◆ **Data records**:

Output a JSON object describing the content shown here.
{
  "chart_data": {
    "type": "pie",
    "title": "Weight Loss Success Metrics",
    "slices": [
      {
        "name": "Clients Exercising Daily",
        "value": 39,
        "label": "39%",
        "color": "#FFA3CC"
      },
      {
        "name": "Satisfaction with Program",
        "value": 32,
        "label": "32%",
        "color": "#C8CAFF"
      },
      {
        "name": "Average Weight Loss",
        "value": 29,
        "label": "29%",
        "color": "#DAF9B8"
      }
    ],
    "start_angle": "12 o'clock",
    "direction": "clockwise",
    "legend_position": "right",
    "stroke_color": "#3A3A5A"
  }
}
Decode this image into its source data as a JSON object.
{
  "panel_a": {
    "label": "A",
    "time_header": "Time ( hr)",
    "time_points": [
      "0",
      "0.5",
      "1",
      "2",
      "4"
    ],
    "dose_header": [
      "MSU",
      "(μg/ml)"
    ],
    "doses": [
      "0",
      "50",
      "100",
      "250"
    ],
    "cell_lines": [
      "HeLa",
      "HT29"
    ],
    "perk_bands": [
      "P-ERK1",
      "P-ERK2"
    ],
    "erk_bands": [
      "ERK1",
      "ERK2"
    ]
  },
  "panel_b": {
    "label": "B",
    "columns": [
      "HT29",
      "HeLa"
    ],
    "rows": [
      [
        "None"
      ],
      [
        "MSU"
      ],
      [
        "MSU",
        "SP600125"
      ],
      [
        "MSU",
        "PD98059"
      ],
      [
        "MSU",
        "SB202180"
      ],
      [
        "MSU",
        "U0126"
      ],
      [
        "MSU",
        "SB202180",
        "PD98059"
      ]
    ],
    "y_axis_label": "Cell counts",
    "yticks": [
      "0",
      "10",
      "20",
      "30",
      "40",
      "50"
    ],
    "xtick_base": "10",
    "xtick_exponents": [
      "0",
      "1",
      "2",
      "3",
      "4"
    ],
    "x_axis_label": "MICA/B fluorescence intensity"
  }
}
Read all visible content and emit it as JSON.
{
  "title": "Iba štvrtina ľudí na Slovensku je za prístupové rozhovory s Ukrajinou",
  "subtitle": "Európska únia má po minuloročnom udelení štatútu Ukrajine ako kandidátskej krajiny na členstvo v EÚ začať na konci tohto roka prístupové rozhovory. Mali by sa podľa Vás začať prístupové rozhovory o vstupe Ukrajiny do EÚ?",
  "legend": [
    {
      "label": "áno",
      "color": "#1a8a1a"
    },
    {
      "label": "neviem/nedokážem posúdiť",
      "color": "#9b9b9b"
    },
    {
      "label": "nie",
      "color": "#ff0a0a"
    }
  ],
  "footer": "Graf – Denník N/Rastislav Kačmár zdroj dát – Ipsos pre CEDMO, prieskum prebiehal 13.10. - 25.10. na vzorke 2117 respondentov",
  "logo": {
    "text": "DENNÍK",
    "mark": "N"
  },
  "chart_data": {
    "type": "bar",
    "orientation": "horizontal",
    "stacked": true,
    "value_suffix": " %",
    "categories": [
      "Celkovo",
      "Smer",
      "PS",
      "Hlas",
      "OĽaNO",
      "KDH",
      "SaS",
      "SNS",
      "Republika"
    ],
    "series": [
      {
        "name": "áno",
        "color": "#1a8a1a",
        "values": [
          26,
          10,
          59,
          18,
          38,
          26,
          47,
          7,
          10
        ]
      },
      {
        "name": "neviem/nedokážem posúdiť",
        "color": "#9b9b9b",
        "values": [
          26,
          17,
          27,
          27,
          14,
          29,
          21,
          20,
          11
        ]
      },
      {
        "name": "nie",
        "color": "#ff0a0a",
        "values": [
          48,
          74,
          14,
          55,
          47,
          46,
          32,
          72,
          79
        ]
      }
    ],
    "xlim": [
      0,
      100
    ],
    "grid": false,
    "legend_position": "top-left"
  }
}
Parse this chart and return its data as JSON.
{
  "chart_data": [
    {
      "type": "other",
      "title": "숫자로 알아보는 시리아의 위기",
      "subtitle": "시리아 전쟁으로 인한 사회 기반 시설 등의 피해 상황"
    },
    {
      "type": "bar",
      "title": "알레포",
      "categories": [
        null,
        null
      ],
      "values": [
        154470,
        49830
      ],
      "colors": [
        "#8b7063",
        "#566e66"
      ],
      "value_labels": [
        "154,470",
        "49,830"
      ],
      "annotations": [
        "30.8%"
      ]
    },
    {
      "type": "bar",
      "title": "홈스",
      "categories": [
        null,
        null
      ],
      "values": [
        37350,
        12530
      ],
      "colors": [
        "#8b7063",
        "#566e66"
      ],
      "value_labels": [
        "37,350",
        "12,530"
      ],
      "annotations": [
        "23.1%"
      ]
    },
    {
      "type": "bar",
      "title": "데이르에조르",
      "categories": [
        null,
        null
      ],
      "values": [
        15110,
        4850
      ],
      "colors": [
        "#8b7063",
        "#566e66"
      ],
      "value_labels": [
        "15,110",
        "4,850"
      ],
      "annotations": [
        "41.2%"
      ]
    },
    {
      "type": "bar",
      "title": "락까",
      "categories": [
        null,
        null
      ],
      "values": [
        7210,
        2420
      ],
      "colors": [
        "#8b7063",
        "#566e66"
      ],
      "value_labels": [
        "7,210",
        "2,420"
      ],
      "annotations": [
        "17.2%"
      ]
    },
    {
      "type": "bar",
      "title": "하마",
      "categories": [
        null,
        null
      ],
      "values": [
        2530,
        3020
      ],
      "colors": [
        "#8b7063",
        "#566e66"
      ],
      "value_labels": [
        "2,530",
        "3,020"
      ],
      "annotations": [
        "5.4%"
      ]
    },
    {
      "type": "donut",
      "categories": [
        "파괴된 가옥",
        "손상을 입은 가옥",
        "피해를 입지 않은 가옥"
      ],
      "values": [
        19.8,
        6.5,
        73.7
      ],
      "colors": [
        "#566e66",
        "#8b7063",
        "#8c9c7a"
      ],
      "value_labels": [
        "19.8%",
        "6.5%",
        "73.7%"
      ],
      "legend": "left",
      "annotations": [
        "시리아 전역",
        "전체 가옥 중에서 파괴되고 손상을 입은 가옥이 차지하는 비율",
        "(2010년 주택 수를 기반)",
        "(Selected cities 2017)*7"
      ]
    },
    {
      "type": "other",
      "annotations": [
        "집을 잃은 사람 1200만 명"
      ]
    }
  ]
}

◆ **Exercise task**: All of the lines above must be returned exactly.

◆ **Full solution**:
Output a JSON object describing the content shown here.
{
  "chart_data": {
    "type": "pie",
    "title": "Weight Loss Success Metrics",
    "slices": [
      {
        "name": "Clients Exercising Daily",
        "value": 39,
        "label": "39%",
        "color": "#FFA3CC"
      },
      {
        "name": "Satisfaction with Program",
        "value": 32,
        "label": "32%",
        "color": "#C8CAFF"
      },
      {
        "name": "Average Weight Loss",
        "value": 29,
        "label": "29%",
        "color": "#DAF9B8"
      }
    ],
    "start_angle": "12 o'clock",
    "direction": "clockwise",
    "legend_position": "right",
    "stroke_color": "#3A3A5A"
  }
}
Decode this image into its source data as a JSON object.
{
  "panel_a": {
    "label": "A",
    "time_header": "Time ( hr)",
    "time_points": [
      "0",
      "0.5",
      "1",
      "2",
      "4"
    ],
    "dose_header": [
      "MSU",
      "(μg/ml)"
    ],
    "doses": [
      "0",
      "50",
      "100",
      "250"
    ],
    "cell_lines": [
      "HeLa",
      "HT29"
    ],
    "perk_bands": [
      "P-ERK1",
      "P-ERK2"
    ],
    "erk_bands": [
      "ERK1",
      "ERK2"
    ]
  },
  "panel_b": {
    "label": "B",
    "columns": [
      "HT29",
      "HeLa"
    ],
    "rows": [
      [
        "None"
      ],
      [
        "MSU"
      ],
      [
        "MSU",
        "SP600125"
      ],
      [
        "MSU",
        "PD98059"
      ],
      [
        "MSU",
        "SB202180"
      ],
      [
        "MSU",
        "U0126"
      ],
      [
        "MSU",
        "SB202180",
        "PD98059"
      ]
    ],
    "y_axis_label": "Cell counts",
    "yticks": [
      "0",
      "10",
      "20",
      "30",
      "40",
      "50"
    ],
    "xtick_base": "10",
    "xtick_exponents": [
      "0",
      "1",
      "2",
      "3",
      "4"
    ],
    "x_axis_label": "MICA/B fluorescence intensity"
  }
}
Read all visible content and emit it as JSON.
{
  "title": "Iba štvrtina ľudí na Slovensku je za prístupové rozhovory s Ukrajinou",
  "subtitle": "Európska únia má po minuloročnom udelení štatútu Ukrajine ako kandidátskej krajiny na členstvo v EÚ začať na konci tohto roka prístupové rozhovory. Mali by sa podľa Vás začať prístupové rozhovory o vstupe Ukrajiny do EÚ?",
  "legend": [
    {
      "label": "áno",
      "color": "#1a8a1a"
    },
    {
      "label": "neviem/nedokážem posúdiť",
      "color": "#9b9b9b"
    },
    {
      "label": "nie",
      "color": "#ff0a0a"
    }
  ],
  "footer": "Graf – Denník N/Rastislav Kačmár zdroj dát – Ipsos pre CEDMO, prieskum prebiehal 13.10. - 25.10. na vzorke 2117 respondentov",
  "logo": {
    "text": "DENNÍK",
    "mark": "N"
  },
  "chart_data": {
    "type": "bar",
    "orientation": "horizontal",
    "stacked": true,
    "value_suffix": " %",
    "categories": [
      "Celkovo",
      "Smer",
      "PS",
      "Hlas",
      "OĽaNO",
      "KDH",
      "SaS",
      "SNS",
      "Republika"
    ],
    "series": [
      {
        "name": "áno",
        "color": "#1a8a1a",
        "values": [
          26,
          10,
          59,
          18,
          38,
          26,
          47,
          7,
          10
        ]
      },
      {
        "name": "neviem/nedokážem posúdiť",
        "color": "#9b9b9b",
        "values": [
          26,
          17,
          27,
          27,
          14,
          29,
          21,
          20,
          11
        ]
      },
      {
        "name": "nie",
        "color": "#ff0a0a",
        "values": [
          48,
          74,
          14,
          55,
          47,
          46,
          32,
          72,
          79
        ]
      }
    ],
    "xlim": [
      0,
      100
    ],
    "grid": false,
    "legend_position": "top-left"
  }
}
Parse this chart and return its data as JSON.
{
  "chart_data": [
    {
      "type": "other",
      "title": "숫자로 알아보는 시리아의 위기",
      "subtitle": "시리아 전쟁으로 인한 사회 기반 시설 등의 피해 상황"
    },
    {
      "type": "bar",
      "title": "알레포",
      "categories": [
        null,
        null
      ],
      "values": [
        154470,
        49830
      ],
      "colors": [
        "#8b7063",
        "#566e66"
      ],
      "value_labels": [
        "154,470",
        "49,830"
      ],
      "annotations": [
        "30.8%"
      ]
    },
    {
      "type": "bar",
      "title": "홈스",
      "categories": [
        null,
        null
      ],
      "values": [
        37350,
        12530
      ],
      "colors": [
        "#8b7063",
        "#566e66"
      ],
      "value_labels": [
        "37,350",
        "12,530"
      ],
      "annotations": [
        "23.1%"
      ]
    },
    {
      "type": "bar",
      "title": "데이르에조르",
      "categories": [
        null,
        null
      ],
      "values": [
        15110,
        4850
      ],
      "colors": [
        "#8b7063",
        "#566e66"
      ],
      "value_labels": [
        "15,110",
        "4,850"
      ],
      "annotations": [
        "41.2%"
      ]
    },
    {
      "type": "bar",
      "title": "락까",
      "categories": [
        null,
        null
      ],
      "values": [
        7210,
        2420
      ],
      "colors": [
        "#8b7063",
        "#566e66"
      ],
      "value_labels": [
        "7,210",
        "2,420"
      ],
      "annotations": [
        "17.2%"
      ]
    },
    {
      "type": "bar",
      "title": "하마",
      "categories": [
        null,
        null
      ],
      "values": [
        2530,
        3020
      ],
      "colors": [
        "#8b7063",
        "#566e66"
      ],
      "value_labels": [
        "2,530",
        "3,020"
      ],
      "annotations": [
        "5.4%"
      ]
    },
    {
      "type": "donut",
      "categories": [
        "파괴된 가옥",
        "손상을 입은 가옥",
        "피해를 입지 않은 가옥"
      ],
      "values": [
        19.8,
        6.5,
        73.7
      ],
      "colors": [
        "#566e66",
        "#8b7063",
        "#8c9c7a"
      ],
      "value_labels": [
        "19.8%",
        "6.5%",
        "73.7%"
      ],
      "legend": "left",
      "annotations": [
        "시리아 전역",
        "전체 가옥 중에서 파괴되고 손상을 입은 가옥이 차지하는 비율",
        "(2010년 주택 수를 기반)",
        "(Selected cities 2017)*7"
      ]
    },
    {
      "type": "other",
      "annotations": [
        "집을 잃은 사람 1200만 명"
      ]
    }
  ]
}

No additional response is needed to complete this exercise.